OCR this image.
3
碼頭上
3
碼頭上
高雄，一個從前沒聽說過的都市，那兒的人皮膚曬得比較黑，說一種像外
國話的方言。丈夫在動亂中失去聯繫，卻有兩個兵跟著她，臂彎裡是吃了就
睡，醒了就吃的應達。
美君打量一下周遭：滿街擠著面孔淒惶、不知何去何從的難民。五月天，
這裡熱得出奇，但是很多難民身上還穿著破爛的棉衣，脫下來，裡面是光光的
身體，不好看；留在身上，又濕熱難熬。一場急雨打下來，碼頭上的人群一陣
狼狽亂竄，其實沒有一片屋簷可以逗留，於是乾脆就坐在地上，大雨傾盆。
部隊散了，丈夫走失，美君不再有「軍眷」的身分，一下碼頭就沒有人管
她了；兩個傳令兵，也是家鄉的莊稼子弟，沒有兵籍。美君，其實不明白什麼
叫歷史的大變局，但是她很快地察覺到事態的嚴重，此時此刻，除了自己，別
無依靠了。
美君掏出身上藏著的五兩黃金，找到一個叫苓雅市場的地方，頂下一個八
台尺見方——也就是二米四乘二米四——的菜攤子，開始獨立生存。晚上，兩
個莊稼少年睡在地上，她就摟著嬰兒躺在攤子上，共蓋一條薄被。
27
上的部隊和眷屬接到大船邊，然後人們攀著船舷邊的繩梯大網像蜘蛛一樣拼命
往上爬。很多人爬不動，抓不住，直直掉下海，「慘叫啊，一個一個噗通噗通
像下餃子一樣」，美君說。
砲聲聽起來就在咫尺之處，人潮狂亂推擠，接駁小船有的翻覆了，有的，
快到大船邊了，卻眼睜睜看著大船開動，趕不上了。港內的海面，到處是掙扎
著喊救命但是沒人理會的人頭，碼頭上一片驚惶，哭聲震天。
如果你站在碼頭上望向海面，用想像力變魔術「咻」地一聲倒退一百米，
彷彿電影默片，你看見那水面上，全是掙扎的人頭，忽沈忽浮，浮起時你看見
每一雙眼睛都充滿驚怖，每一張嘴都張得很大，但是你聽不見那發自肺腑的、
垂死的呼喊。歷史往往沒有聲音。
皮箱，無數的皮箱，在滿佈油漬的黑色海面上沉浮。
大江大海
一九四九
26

________________________________________

What do the records say? Quote them all exactly.

OCR this image.
3
碼頭上
3
碼頭上
高雄，一個從前沒聽說過的都市，那兒的人皮膚曬得比較黑，說一種像外
國話的方言。丈夫在動亂中失去聯繫，卻有兩個兵跟著她，臂彎裡是吃了就
睡，醒了就吃的應達。
美君打量一下周遭：滿街擠著面孔淒惶、不知何去何從的難民。五月天，
這裡熱得出奇，但是很多難民身上還穿著破爛的棉衣，脫下來，裡面是光光的
身體，不好看；留在身上，又濕熱難熬。一場急雨打下來，碼頭上的人群一陣
狼狽亂竄，其實沒有一片屋簷可以逗留，於是乾脆就坐在地上，大雨傾盆。
部隊散了，丈夫走失，美君不再有「軍眷」的身分，一下碼頭就沒有人管
她了；兩個傳令兵，也是家鄉的莊稼子弟，沒有兵籍。美君，其實不明白什麼
叫歷史的大變局，但是她很快地察覺到事態的嚴重，此時此刻，除了自己，別
無依靠了。
美君掏出身上藏著的五兩黃金，找到一個叫苓雅市場的地方，頂下一個八
台尺見方——也就是二米四乘二米四——的菜攤子，開始獨立生存。晚上，兩
個莊稼少年睡在地上，她就摟著嬰兒躺在攤子上，共蓋一條薄被。
27
上的部隊和眷屬接到大船邊，然後人們攀著船舷邊的繩梯大網像蜘蛛一樣拼命
往上爬。很多人爬不動，抓不住，直直掉下海，「慘叫啊，一個一個噗通噗通
像下餃子一樣」，美君說。
砲聲聽起來就在咫尺之處，人潮狂亂推擠，接駁小船有的翻覆了，有的，
快到大船邊了，卻眼睜睜看著大船開動，趕不上了。港內的海面，到處是掙扎
著喊救命但是沒人理會的人頭，碼頭上一片驚惶，哭聲震天。
如果你站在碼頭上望向海面，用想像力變魔術「咻」地一聲倒退一百米，
彷彿電影默片，你看見那水面上，全是掙扎的人頭，忽沈忽浮，浮起時你看見
每一雙眼睛都充滿驚怖，每一張嘴都張得很大，但是你聽不見那發自肺腑的、
垂死的呼喊。歷史往往沒有聲音。
皮箱，無數的皮箱，在滿佈油漬的黑色海面上沉浮。
大江大海
一九四九
26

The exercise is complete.